Data excerpts
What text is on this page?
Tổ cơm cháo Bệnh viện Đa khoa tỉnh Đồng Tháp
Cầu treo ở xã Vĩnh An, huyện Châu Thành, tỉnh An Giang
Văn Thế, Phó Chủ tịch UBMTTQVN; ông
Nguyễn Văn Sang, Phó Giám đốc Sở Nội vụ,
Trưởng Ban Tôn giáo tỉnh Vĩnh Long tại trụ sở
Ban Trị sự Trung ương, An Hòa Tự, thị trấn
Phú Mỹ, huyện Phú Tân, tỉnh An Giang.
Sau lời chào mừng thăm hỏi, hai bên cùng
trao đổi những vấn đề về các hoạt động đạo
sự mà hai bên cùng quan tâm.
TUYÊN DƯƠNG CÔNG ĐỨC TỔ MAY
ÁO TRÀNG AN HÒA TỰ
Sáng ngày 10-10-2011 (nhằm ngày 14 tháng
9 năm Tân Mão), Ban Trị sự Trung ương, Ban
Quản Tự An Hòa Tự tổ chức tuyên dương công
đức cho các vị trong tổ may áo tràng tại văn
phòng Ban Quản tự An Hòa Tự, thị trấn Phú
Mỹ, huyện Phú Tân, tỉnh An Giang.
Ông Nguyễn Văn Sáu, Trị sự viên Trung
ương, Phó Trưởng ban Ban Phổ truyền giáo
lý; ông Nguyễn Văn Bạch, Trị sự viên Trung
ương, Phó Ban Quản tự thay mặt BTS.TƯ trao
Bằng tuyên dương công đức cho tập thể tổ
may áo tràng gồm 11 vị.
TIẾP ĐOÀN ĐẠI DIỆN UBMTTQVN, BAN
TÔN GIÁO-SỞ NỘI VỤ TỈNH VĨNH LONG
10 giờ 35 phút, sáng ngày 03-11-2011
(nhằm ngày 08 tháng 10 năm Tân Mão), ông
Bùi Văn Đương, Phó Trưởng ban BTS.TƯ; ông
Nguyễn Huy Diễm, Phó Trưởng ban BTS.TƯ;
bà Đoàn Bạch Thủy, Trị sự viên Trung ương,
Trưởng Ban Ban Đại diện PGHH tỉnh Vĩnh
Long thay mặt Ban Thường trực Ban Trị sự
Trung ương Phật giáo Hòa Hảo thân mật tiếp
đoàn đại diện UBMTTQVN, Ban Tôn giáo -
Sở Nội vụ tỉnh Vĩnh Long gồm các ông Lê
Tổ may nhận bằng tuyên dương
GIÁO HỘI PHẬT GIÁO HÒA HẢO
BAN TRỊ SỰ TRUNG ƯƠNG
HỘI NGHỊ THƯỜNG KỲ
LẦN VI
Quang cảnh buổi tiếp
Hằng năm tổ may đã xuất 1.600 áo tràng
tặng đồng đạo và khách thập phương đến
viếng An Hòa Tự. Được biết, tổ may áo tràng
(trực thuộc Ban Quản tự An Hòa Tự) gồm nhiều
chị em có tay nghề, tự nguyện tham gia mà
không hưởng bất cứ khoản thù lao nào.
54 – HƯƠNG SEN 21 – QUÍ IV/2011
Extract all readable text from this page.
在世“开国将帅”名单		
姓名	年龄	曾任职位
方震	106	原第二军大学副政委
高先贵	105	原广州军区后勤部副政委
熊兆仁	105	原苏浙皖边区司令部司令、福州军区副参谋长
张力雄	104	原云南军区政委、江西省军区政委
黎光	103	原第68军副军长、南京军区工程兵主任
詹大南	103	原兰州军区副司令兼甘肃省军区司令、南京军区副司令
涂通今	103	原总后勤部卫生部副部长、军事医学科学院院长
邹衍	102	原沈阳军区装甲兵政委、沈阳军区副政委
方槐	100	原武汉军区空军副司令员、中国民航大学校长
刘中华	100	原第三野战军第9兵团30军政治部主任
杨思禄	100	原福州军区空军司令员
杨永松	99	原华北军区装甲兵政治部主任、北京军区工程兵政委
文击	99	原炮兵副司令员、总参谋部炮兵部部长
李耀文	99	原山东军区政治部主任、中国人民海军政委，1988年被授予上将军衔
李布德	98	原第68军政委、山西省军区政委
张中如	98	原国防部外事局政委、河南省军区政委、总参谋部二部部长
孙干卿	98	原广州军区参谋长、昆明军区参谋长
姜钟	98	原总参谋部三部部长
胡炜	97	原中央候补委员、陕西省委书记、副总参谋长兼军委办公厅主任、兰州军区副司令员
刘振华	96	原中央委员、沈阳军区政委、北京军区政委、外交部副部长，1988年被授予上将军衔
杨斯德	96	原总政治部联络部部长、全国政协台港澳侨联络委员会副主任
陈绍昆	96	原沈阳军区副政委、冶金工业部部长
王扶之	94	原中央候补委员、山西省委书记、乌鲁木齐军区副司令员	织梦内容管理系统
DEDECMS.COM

→ **Task details**
Go through the listing above line by line and say how many lines hold the word "cùng". Reply with that number only.

→ **Finished answer**
2